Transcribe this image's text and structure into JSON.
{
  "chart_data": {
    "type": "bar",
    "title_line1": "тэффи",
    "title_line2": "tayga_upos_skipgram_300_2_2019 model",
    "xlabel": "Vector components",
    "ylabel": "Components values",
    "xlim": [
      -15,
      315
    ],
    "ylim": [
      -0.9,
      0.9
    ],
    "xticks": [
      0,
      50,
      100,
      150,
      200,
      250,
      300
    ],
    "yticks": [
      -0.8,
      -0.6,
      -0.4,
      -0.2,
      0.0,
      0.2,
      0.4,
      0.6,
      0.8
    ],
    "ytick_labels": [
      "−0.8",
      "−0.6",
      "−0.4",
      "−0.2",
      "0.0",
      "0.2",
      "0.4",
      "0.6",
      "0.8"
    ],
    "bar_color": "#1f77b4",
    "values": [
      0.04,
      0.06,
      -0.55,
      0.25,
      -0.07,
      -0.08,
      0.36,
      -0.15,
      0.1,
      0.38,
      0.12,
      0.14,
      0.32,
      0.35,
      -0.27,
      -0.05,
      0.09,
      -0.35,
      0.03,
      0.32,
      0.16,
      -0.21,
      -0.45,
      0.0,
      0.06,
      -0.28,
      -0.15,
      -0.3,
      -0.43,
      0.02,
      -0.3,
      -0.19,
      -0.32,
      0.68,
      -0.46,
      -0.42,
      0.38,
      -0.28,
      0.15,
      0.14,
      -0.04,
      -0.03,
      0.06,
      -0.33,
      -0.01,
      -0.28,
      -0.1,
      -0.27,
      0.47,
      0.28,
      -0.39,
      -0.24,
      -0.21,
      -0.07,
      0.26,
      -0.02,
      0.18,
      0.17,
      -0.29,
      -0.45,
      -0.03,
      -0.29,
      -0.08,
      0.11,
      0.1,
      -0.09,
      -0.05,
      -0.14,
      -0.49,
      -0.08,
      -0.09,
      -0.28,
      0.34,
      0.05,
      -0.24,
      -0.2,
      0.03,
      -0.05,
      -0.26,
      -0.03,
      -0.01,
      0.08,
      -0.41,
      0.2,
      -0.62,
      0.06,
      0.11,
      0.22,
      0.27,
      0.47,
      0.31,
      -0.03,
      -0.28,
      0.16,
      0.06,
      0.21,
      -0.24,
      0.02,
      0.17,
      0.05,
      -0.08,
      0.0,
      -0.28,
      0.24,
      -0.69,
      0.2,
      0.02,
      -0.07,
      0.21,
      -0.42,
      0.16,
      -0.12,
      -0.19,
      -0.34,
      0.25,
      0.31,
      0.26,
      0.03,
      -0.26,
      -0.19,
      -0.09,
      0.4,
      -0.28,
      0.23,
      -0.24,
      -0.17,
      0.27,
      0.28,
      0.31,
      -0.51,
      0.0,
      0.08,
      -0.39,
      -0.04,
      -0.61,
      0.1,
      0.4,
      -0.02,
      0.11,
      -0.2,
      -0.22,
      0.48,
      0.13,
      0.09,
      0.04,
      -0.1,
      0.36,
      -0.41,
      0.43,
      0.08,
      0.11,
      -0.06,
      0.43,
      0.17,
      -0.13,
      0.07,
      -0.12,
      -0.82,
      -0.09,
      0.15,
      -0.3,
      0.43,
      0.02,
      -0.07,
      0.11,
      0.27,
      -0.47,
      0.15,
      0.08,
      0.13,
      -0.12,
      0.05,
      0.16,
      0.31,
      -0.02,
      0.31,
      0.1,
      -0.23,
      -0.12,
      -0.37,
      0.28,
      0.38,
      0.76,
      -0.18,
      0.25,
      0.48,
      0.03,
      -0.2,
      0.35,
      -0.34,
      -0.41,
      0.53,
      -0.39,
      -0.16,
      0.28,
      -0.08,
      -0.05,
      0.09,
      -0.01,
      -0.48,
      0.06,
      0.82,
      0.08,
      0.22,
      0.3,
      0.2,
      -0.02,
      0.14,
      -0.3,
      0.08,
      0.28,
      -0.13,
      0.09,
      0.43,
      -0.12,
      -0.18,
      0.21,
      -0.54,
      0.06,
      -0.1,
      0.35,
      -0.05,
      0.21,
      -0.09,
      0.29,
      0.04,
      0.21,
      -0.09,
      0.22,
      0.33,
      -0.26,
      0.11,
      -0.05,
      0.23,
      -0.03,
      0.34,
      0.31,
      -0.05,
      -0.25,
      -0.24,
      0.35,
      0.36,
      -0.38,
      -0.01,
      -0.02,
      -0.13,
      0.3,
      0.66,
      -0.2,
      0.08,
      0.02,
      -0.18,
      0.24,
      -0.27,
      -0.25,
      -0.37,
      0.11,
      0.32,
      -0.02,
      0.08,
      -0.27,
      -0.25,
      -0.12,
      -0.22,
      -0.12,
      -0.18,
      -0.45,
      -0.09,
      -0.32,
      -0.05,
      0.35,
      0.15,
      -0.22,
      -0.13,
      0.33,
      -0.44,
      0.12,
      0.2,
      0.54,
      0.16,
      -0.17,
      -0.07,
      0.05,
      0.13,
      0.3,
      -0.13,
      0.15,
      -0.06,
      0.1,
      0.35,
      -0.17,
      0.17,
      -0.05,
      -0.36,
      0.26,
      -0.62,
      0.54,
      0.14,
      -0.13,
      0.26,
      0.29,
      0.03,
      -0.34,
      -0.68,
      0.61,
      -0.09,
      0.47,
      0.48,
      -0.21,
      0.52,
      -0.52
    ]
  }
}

## Requirement
Repeat every line of the data, exactly and in full.

## Solution to the problem
Transcribe this image's text and structure into JSON.
{
  "chart_data": {
    "type": "bar",
    "title_line1": "тэффи",
    "title_line2": "tayga_upos_skipgram_300_2_2019 model",
    "xlabel": "Vector components",
    "ylabel": "Components values",
    "xlim": [
      -15,
      315
    ],
    "ylim": [
      -0.9,
      0.9
    ],
    "xticks": [
      0,
      50,
      100,
      150,
      200,
      250,
      300
    ],
    "yticks": [
      -0.8,
      -0.6,
      -0.4,
      -0.2,
      0.0,
      0.2,
      0.4,
      0.6,
      0.8
    ],
    "ytick_labels": [
      "−0.8",
      "−0.6",
      "−0.4",
      "−0.2",
      "0.0",
      "0.2",
      "0.4",
      "0.6",
      "0.8"
    ],
    "bar_color": "#1f77b4",
    "values": [
      0.04,
      0.06,
      -0.55,
      0.25,
      -0.07,
      -0.08,
      0.36,
      -0.15,
      0.1,
      0.38,
      0.12,
      0.14,
      0.32,
      0.35,
      -0.27,
      -0.05,
      0.09,
      -0.35,
      0.03,
      0.32,
      0.16,
      -0.21,
      -0.45,
      0.0,
      0.06,
      -0.28,
      -0.15,
      -0.3,
      -0.43,
      0.02,
      -0.3,
      -0.19,
      -0.32,
      0.68,
      -0.46,
      -0.42,
      0.38,
      -0.28,
      0.15,
      0.14,
      -0.04,
      -0.03,
      0.06,
      -0.33,
      -0.01,
      -0.28,
      -0.1,
      -0.27,
      0.47,
      0.28,
      -0.39,
      -0.24,
      -0.21,
      -0.07,
      0.26,
      -0.02,
      0.18,
      0.17,
      -0.29,
      -0.45,
      -0.03,
      -0.29,
      -0.08,
      0.11,
      0.1,
      -0.09,
      -0.05,
      -0.14,
      -0.49,
      -0.08,
      -0.09,
      -0.28,
      0.34,
      0.05,
      -0.24,
      -0.2,
      0.03,
      -0.05,
      -0.26,
      -0.03,
      -0.01,
      0.08,
      -0.41,
      0.2,
      -0.62,
      0.06,
      0.11,
      0.22,
      0.27,
      0.47,
      0.31,
      -0.03,
      -0.28,
      0.16,
      0.06,
      0.21,
      -0.24,
      0.02,
      0.17,
      0.05,
      -0.08,
      0.0,
      -0.28,
      0.24,
      -0.69,
      0.2,
      0.02,
      -0.07,
      0.21,
      -0.42,
      0.16,
      -0.12,
      -0.19,
      -0.34,
      0.25,
      0.31,
      0.26,
      0.03,
      -0.26,
      -0.19,
      -0.09,
      0.4,
      -0.28,
      0.23,
      -0.24,
      -0.17,
      0.27,
      0.28,
      0.31,
      -0.51,
      0.0,
      0.08,
      -0.39,
      -0.04,
      -0.61,
      0.1,
      0.4,
      -0.02,
      0.11,
      -0.2,
      -0.22,
      0.48,
      0.13,
      0.09,
      0.04,
      -0.1,
      0.36,
      -0.41,
      0.43,
      0.08,
      0.11,
      -0.06,
      0.43,
      0.17,
      -0.13,
      0.07,
      -0.12,
      -0.82,
      -0.09,
      0.15,
      -0.3,
      0.43,
      0.02,
      -0.07,
      0.11,
      0.27,
      -0.47,
      0.15,
      0.08,
      0.13,
      -0.12,
      0.05,
      0.16,
      0.31,
      -0.02,
      0.31,
      0.1,
      -0.23,
      -0.12,
      -0.37,
      0.28,
      0.38,
      0.76,
      -0.18,
      0.25,
      0.48,
      0.03,
      -0.2,
      0.35,
      -0.34,
      -0.41,
      0.53,
      -0.39,
      -0.16,
      0.28,
      -0.08,
      -0.05,
      0.09,
      -0.01,
      -0.48,
      0.06,
      0.82,
      0.08,
      0.22,
      0.3,
      0.2,
      -0.02,
      0.14,
      -0.3,
      0.08,
      0.28,
      -0.13,
      0.09,
      0.43,
      -0.12,
      -0.18,
      0.21,
      -0.54,
      0.06,
      -0.1,
      0.35,
      -0.05,
      0.21,
      -0.09,
      0.29,
      0.04,
      0.21,
      -0.09,
      0.22,
      0.33,
      -0.26,
      0.11,
      -0.05,
      0.23,
      -0.03,
      0.34,
      0.31,
      -0.05,
      -0.25,
      -0.24,
      0.35,
      0.36,
      -0.38,
      -0.01,
      -0.02,
      -0.13,
      0.3,
      0.66,
      -0.2,
      0.08,
      0.02,
      -0.18,
      0.24,
      -0.27,
      -0.25,
      -0.37,
      0.11,
      0.32,
      -0.02,
      0.08,
      -0.27,
      -0.25,
      -0.12,
      -0.22,
      -0.12,
      -0.18,
      -0.45,
      -0.09,
      -0.32,
      -0.05,
      0.35,
      0.15,
      -0.22,
      -0.13,
      0.33,
      -0.44,
      0.12,
      0.2,
      0.54,
      0.16,
      -0.17,
      -0.07,
      0.05,
      0.13,
      0.3,
      -0.13,
      0.15,
      -0.06,
      0.1,
      0.35,
      -0.17,
      0.17,
      -0.05,
      -0.36,
      0.26,
      -0.62,
      0.54,
      0.14,
      -0.13,
      0.26,
      0.29,
      0.03,
      -0.34,
      -0.68,
      0.61,
      -0.09,
      0.47,
      0.48,
      -0.21,
      0.52,
      -0.52
    ]
  }
}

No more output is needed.